Data extracted from a collection.

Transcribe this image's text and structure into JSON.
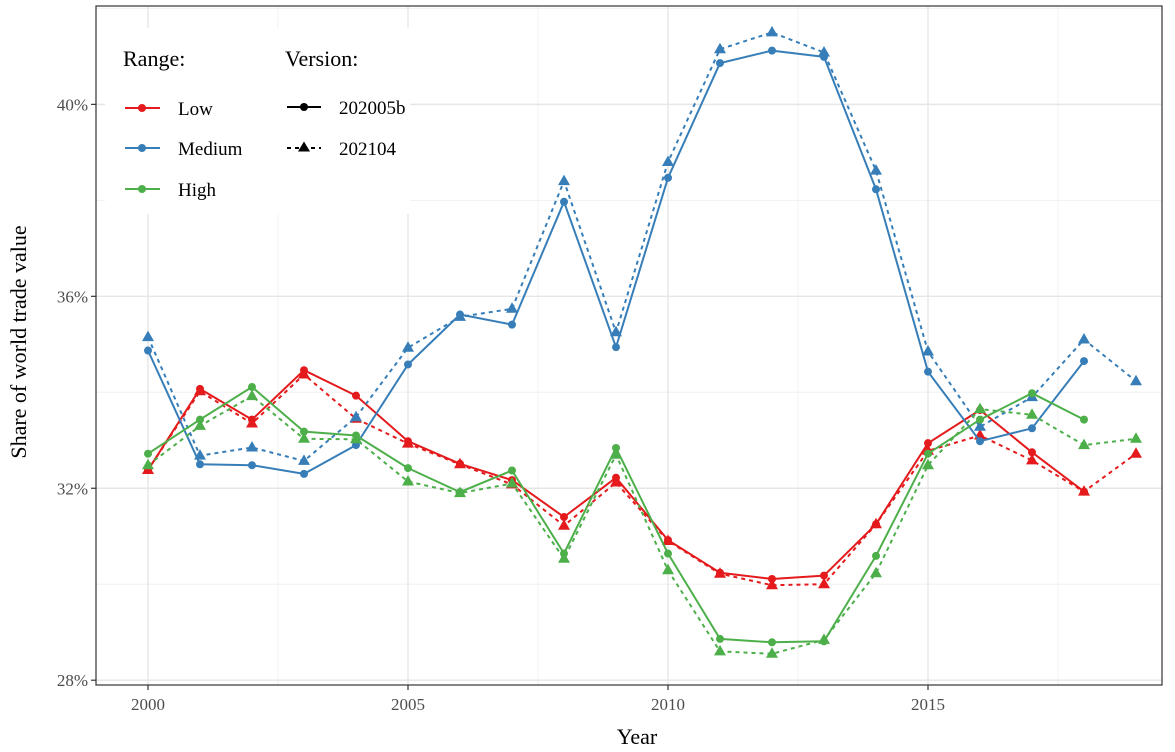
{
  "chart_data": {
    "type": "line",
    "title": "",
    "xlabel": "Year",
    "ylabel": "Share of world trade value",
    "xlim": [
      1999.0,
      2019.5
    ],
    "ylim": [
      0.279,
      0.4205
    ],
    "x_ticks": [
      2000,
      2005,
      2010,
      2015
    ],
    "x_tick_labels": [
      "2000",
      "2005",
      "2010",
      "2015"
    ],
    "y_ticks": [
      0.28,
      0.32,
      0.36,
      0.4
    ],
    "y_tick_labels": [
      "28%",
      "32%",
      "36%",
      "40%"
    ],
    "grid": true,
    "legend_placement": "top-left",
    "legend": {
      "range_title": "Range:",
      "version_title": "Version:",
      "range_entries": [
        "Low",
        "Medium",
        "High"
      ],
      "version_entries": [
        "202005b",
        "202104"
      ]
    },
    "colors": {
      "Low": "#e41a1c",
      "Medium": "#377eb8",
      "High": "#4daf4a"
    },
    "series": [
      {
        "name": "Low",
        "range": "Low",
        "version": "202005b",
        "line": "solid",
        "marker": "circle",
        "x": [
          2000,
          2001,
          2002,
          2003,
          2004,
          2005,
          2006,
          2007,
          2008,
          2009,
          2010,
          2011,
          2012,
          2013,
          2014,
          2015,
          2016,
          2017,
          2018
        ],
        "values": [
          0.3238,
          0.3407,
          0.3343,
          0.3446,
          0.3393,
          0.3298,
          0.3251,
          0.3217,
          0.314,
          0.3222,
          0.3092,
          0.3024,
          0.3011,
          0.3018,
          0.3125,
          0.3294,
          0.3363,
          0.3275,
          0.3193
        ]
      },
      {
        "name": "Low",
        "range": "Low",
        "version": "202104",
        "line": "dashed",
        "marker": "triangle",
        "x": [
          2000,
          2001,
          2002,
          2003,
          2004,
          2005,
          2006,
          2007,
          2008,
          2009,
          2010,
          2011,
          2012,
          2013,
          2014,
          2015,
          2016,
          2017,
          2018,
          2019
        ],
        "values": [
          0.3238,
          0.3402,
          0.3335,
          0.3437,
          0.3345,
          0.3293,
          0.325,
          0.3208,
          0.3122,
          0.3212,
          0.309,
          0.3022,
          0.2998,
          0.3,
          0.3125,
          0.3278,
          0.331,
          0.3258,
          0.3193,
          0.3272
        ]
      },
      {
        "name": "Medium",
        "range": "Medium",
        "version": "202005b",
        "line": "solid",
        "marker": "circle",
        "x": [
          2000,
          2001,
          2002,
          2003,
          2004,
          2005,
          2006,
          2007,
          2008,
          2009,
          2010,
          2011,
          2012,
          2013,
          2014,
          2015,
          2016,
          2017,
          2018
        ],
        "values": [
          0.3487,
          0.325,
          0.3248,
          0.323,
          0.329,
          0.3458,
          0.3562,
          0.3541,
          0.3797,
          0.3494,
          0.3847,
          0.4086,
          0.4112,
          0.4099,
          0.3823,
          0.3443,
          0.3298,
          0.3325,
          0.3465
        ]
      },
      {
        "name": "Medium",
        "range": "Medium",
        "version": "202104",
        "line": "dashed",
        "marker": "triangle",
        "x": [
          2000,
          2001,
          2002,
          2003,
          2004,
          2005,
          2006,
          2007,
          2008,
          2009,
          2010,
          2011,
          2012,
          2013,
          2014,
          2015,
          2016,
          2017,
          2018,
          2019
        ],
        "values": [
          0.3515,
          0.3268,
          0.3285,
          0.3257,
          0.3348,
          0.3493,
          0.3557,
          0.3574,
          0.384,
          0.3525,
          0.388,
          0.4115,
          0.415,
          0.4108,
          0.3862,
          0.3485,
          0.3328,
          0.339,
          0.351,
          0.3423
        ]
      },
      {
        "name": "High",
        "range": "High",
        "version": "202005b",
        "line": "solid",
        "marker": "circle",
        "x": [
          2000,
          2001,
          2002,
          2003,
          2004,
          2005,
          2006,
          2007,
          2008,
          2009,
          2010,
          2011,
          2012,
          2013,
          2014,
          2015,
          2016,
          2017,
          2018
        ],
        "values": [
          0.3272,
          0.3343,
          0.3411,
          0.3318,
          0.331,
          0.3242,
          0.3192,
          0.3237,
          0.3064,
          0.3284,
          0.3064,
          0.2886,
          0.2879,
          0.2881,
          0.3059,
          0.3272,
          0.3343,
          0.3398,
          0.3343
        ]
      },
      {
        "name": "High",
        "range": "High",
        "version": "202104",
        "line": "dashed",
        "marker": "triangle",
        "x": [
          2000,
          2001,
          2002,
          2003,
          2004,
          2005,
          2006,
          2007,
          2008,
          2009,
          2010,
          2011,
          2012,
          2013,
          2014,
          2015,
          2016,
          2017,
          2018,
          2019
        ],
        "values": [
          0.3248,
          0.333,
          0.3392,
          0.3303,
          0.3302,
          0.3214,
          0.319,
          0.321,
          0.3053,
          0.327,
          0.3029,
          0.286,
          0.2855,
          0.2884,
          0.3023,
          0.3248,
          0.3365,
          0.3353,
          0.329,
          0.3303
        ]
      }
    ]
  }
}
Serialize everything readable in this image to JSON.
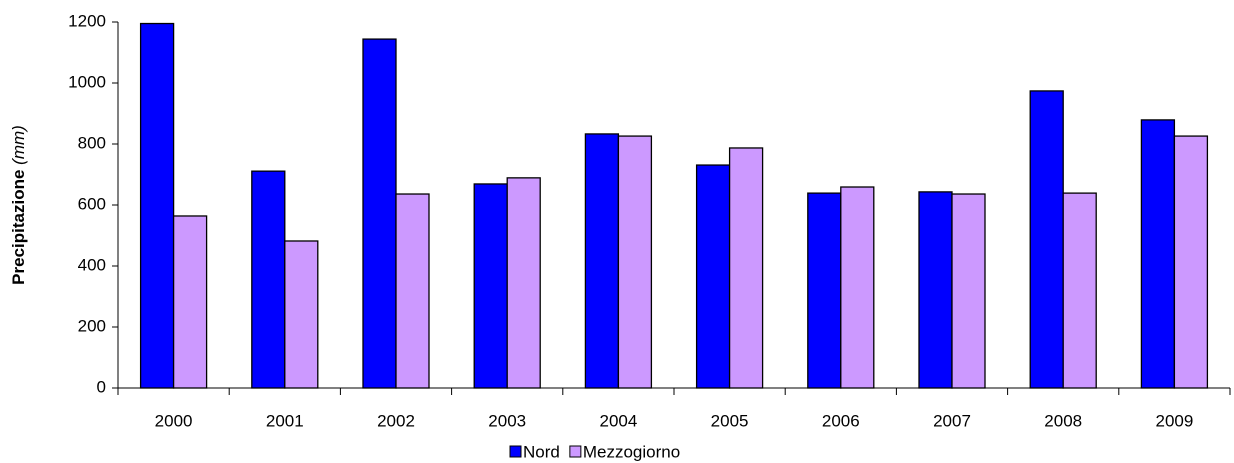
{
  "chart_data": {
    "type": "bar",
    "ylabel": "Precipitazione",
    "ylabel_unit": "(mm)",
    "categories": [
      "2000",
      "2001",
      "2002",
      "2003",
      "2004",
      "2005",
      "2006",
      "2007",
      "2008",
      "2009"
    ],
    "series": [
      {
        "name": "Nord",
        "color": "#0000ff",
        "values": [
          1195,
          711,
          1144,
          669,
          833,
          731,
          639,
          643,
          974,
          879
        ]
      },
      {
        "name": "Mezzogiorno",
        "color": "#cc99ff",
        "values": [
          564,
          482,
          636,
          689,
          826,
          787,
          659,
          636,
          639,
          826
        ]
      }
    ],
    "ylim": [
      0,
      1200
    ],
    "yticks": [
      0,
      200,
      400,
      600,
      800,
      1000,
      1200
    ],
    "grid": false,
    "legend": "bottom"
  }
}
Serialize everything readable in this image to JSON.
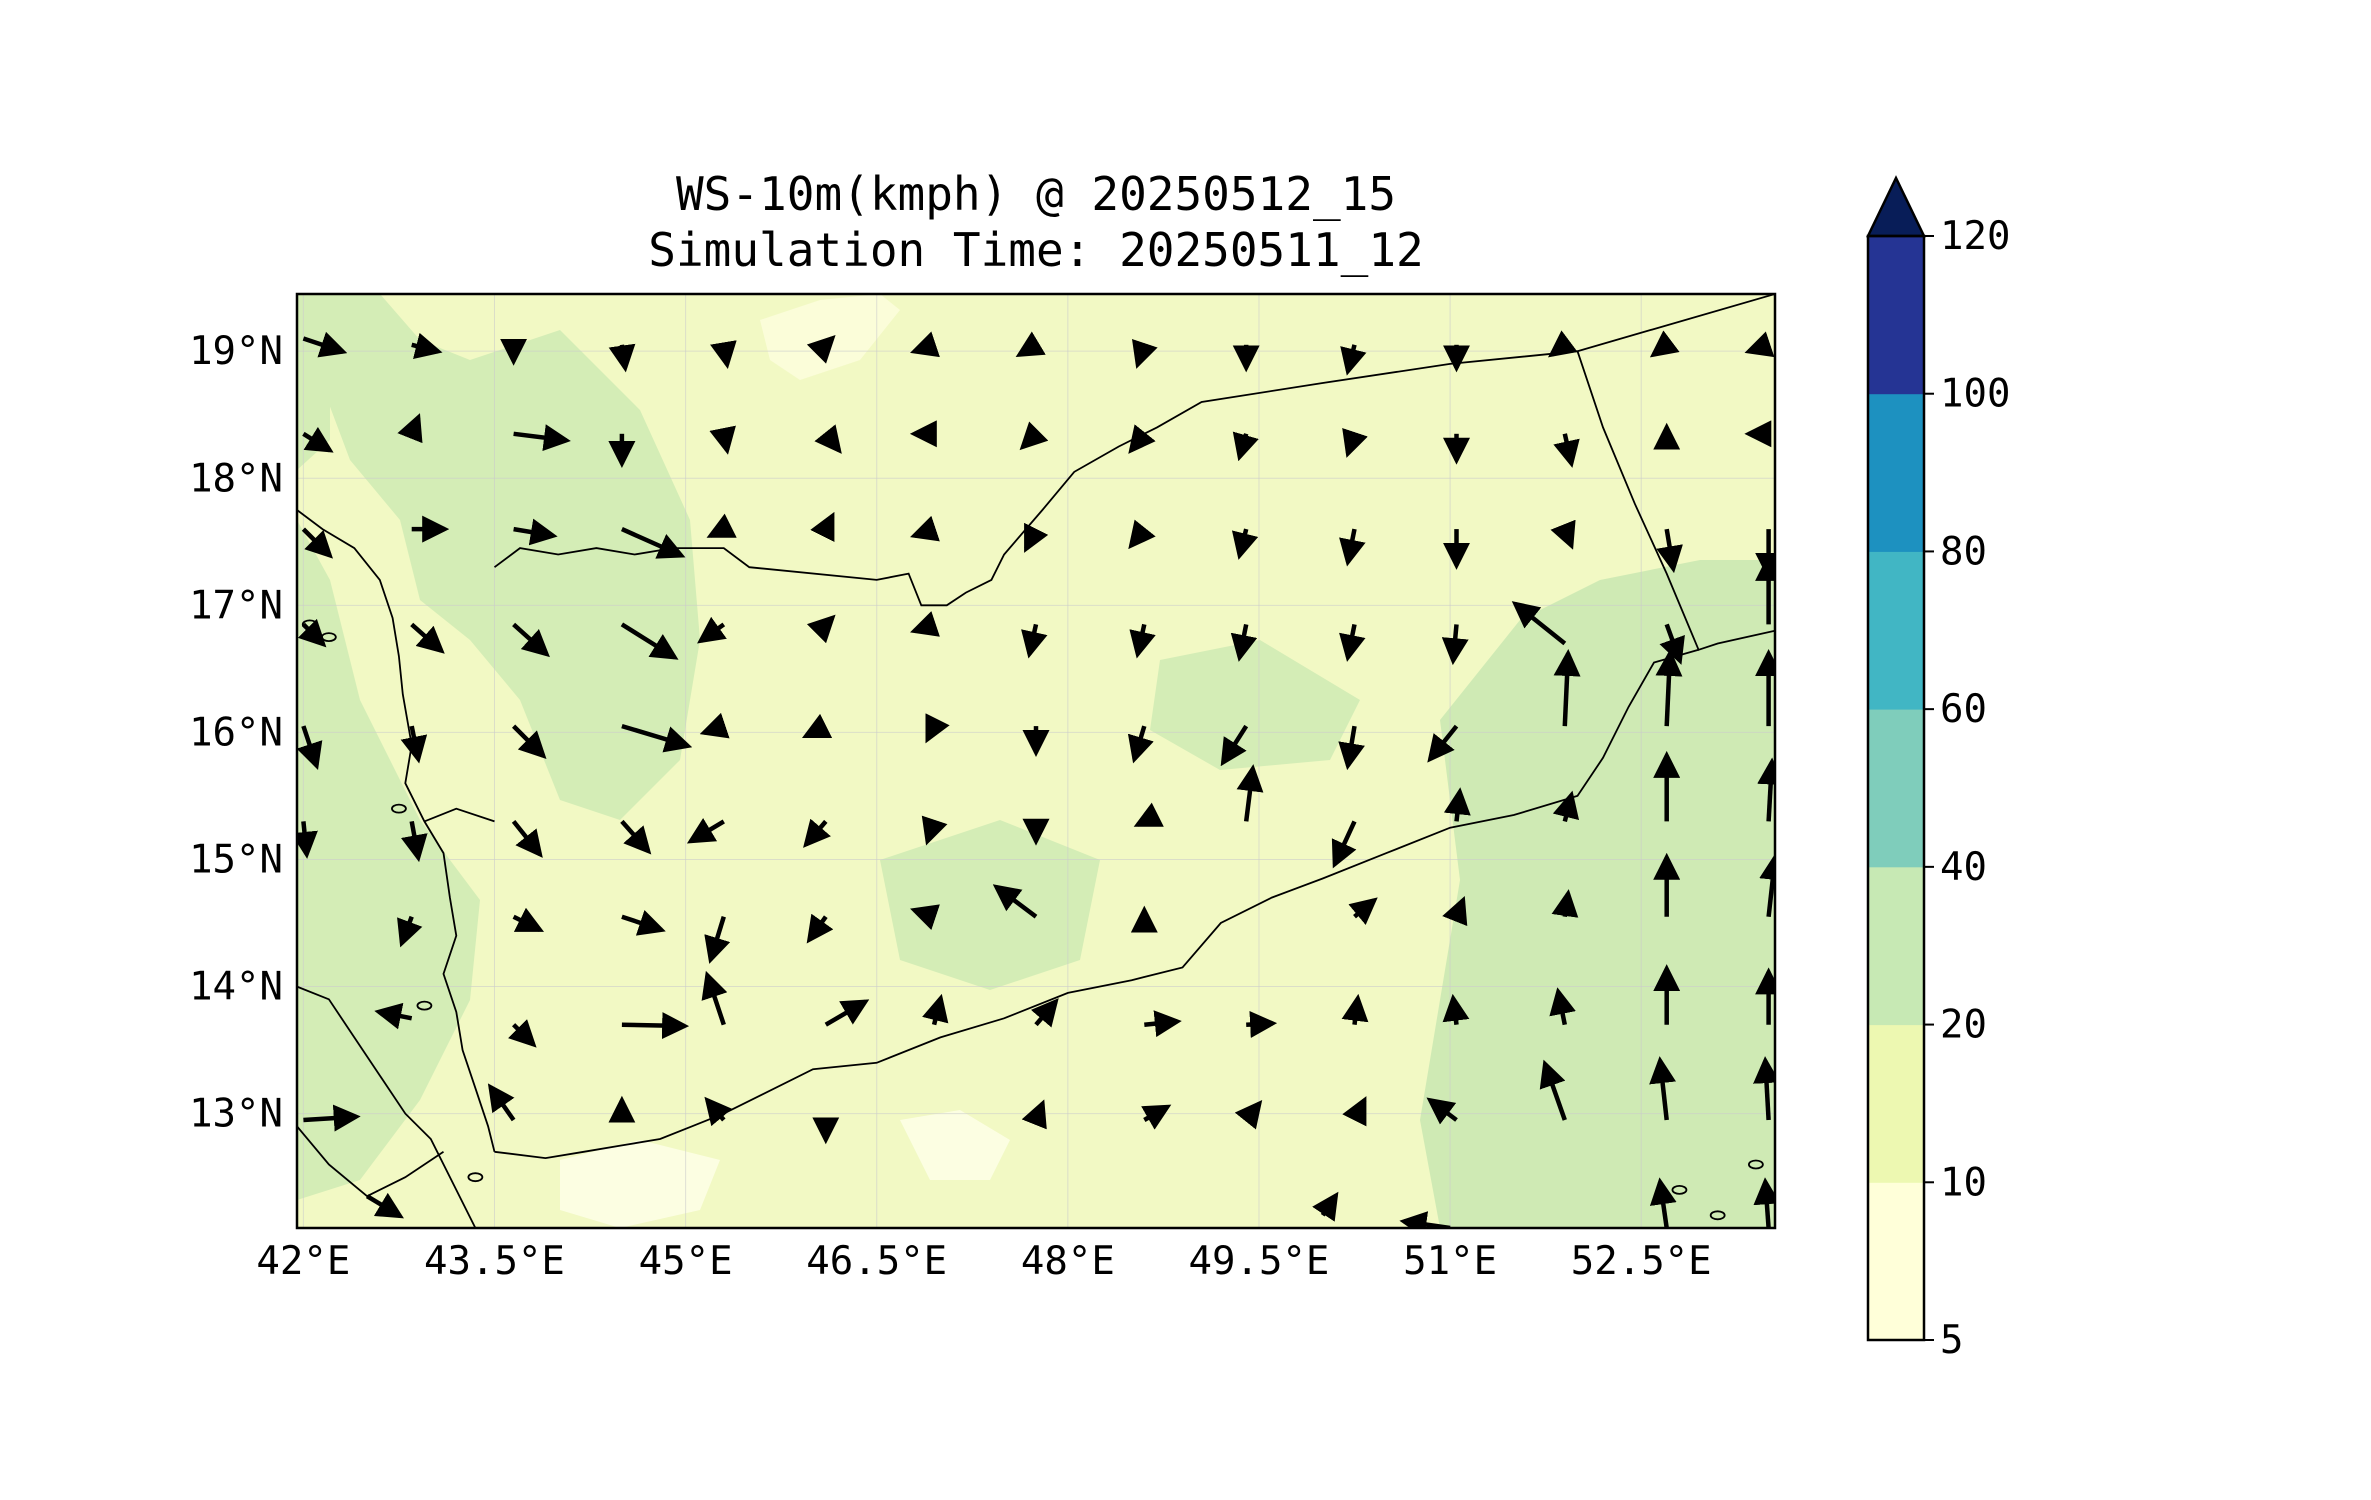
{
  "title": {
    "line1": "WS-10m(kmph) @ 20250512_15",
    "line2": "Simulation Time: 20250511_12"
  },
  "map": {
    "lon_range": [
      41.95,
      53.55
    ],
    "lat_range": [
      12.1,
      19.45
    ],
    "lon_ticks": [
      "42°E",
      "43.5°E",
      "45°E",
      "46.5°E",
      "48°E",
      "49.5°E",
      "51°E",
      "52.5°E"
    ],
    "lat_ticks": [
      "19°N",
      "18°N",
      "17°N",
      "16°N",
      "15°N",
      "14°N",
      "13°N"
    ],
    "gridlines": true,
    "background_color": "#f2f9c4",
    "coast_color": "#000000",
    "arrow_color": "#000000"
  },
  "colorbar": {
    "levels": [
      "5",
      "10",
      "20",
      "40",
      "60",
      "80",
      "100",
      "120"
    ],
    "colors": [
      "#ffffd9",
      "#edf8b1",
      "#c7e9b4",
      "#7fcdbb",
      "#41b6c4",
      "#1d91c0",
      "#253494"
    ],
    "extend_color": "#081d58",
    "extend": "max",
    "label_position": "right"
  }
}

Your instructions. Each record above should come back exactly the same, only without its pictures.

Solution to this problem.
Transcribe this image's text and structure into JSON.
{
  "chart_data": {
    "type": "line",
    "title": "",
    "xlabel": "Year",
    "ylabel": "Share of world trade value",
    "xlim": [
      1999.0,
      2019.5
    ],
    "ylim": [
      0.279,
      0.4205
    ],
    "x_ticks": [
      2000,
      2005,
      2010,
      2015
    ],
    "x_tick_labels": [
      "2000",
      "2005",
      "2010",
      "2015"
    ],
    "y_ticks": [
      0.28,
      0.32,
      0.36,
      0.4
    ],
    "y_tick_labels": [
      "28%",
      "32%",
      "36%",
      "40%"
    ],
    "grid": true,
    "legend_placement": "top-left",
    "legend": {
      "range_title": "Range:",
      "version_title": "Version:",
      "range_entries": [
        "Low",
        "Medium",
        "High"
      ],
      "version_entries": [
        "202005b",
        "202104"
      ]
    },
    "colors": {
      "Low": "#e41a1c",
      "Medium": "#377eb8",
      "High": "#4daf4a"
    },
    "series": [
      {
        "name": "Low",
        "range": "Low",
        "version": "202005b",
        "line": "solid",
        "marker": "circle",
        "x": [
          2000,
          2001,
          2002,
          2003,
          2004,
          2005,
          2006,
          2007,
          2008,
          2009,
          2010,
          2011,
          2012,
          2013,
          2014,
          2015,
          2016,
          2017,
          2018
        ],
        "values": [
          0.3238,
          0.3407,
          0.3343,
          0.3446,
          0.3393,
          0.3298,
          0.3251,
          0.3217,
          0.314,
          0.3222,
          0.3092,
          0.3024,
          0.3011,
          0.3018,
          0.3125,
          0.3294,
          0.3363,
          0.3275,
          0.3193
        ]
      },
      {
        "name": "Low",
        "range": "Low",
        "version": "202104",
        "line": "dashed",
        "marker": "triangle",
        "x": [
          2000,
          2001,
          2002,
          2003,
          2004,
          2005,
          2006,
          2007,
          2008,
          2009,
          2010,
          2011,
          2012,
          2013,
          2014,
          2015,
          2016,
          2017,
          2018,
          2019
        ],
        "values": [
          0.3238,
          0.3402,
          0.3335,
          0.3437,
          0.3345,
          0.3293,
          0.325,
          0.3208,
          0.3122,
          0.3212,
          0.309,
          0.3022,
          0.2998,
          0.3,
          0.3125,
          0.3278,
          0.331,
          0.3258,
          0.3193,
          0.3272
        ]
      },
      {
        "name": "Medium",
        "range": "Medium",
        "version": "202005b",
        "line": "solid",
        "marker": "circle",
        "x": [
          2000,
          2001,
          2002,
          2003,
          2004,
          2005,
          2006,
          2007,
          2008,
          2009,
          2010,
          2011,
          2012,
          2013,
          2014,
          2015,
          2016,
          2017,
          2018
        ],
        "values": [
          0.3487,
          0.325,
          0.3248,
          0.323,
          0.329,
          0.3458,
          0.3562,
          0.3541,
          0.3797,
          0.3494,
          0.3847,
          0.4086,
          0.4112,
          0.4099,
          0.3823,
          0.3443,
          0.3298,
          0.3325,
          0.3465
        ]
      },
      {
        "name": "Medium",
        "range": "Medium",
        "version": "202104",
        "line": "dashed",
        "marker": "triangle",
        "x": [
          2000,
          2001,
          2002,
          2003,
          2004,
          2005,
          2006,
          2007,
          2008,
          2009,
          2010,
          2011,
          2012,
          2013,
          2014,
          2015,
          2016,
          2017,
          2018,
          2019
        ],
        "values": [
          0.3515,
          0.3268,
          0.3285,
          0.3257,
          0.3348,
          0.3493,
          0.3557,
          0.3574,
          0.384,
          0.3525,
          0.388,
          0.4115,
          0.415,
          0.4108,
          0.3862,
          0.3485,
          0.3328,
          0.339,
          0.351,
          0.3423
        ]
      },
      {
        "name": "High",
        "range": "High",
        "version": "202005b",
        "line": "solid",
        "marker": "circle",
        "x": [
          2000,
          2001,
          2002,
          2003,
          2004,
          2005,
          2006,
          2007,
          2008,
          2009,
          2010,
          2011,
          2012,
          2013,
          2014,
          2015,
          2016,
          2017,
          2018
        ],
        "values": [
          0.3272,
          0.3343,
          0.3411,
          0.3318,
          0.331,
          0.3242,
          0.3192,
          0.3237,
          0.3064,
          0.3284,
          0.3064,
          0.2886,
          0.2879,
          0.2881,
          0.3059,
          0.3272,
          0.3343,
          0.3398,
          0.3343
        ]
      },
      {
        "name": "High",
        "range": "High",
        "version": "202104",
        "line": "dashed",
        "marker": "triangle",
        "x": [
          2000,
          2001,
          2002,
          2003,
          2004,
          2005,
          2006,
          2007,
          2008,
          2009,
          2010,
          2011,
          2012,
          2013,
          2014,
          2015,
          2016,
          2017,
          2018,
          2019
        ],
        "values": [
          0.3248,
          0.333,
          0.3392,
          0.3303,
          0.3302,
          0.3214,
          0.319,
          0.321,
          0.3053,
          0.327,
          0.3029,
          0.286,
          0.2855,
          0.2884,
          0.3023,
          0.3248,
          0.3365,
          0.3353,
          0.329,
          0.3303
        ]
      }
    ]
  }
}
Serialize everything readable in this image to JSON.
{
  "chart_data": {
    "type": "bar",
    "ylabel": "Precipitazione",
    "ylabel_unit": "(mm)",
    "categories": [
      "2000",
      "2001",
      "2002",
      "2003",
      "2004",
      "2005",
      "2006",
      "2007",
      "2008",
      "2009"
    ],
    "series": [
      {
        "name": "Nord",
        "color": "#0000ff",
        "values": [
          1195,
          711,
          1144,
          669,
          833,
          731,
          639,
          643,
          974,
          879
        ]
      },
      {
        "name": "Mezzogiorno",
        "color": "#cc99ff",
        "values": [
          564,
          482,
          636,
          689,
          826,
          787,
          659,
          636,
          639,
          826
        ]
      }
    ],
    "ylim": [
      0,
      1200
    ],
    "yticks": [
      0,
      200,
      400,
      600,
      800,
      1000,
      1200
    ],
    "grid": false,
    "legend": "bottom"
  }
}
Serialize everything readable in this image to JSON.
{
  "title": {
    "line1": "WS-10m(kmph) @ 20250512_15",
    "line2": "Simulation Time: 20250511_12"
  },
  "map": {
    "lon_range": [
      41.95,
      53.55
    ],
    "lat_range": [
      12.1,
      19.45
    ],
    "lon_ticks": [
      "42°E",
      "43.5°E",
      "45°E",
      "46.5°E",
      "48°E",
      "49.5°E",
      "51°E",
      "52.5°E"
    ],
    "lat_ticks": [
      "19°N",
      "18°N",
      "17°N",
      "16°N",
      "15°N",
      "14°N",
      "13°N"
    ],
    "gridlines": true,
    "background_color": "#f2f9c4",
    "coast_color": "#000000",
    "arrow_color": "#000000"
  },
  "colorbar": {
    "levels": [
      "5",
      "10",
      "20",
      "40",
      "60",
      "80",
      "100",
      "120"
    ],
    "colors": [
      "#ffffd9",
      "#edf8b1",
      "#c7e9b4",
      "#7fcdbb",
      "#41b6c4",
      "#1d91c0",
      "#253494"
    ],
    "extend_color": "#081d58",
    "extend": "max",
    "label_position": "right"
  }
}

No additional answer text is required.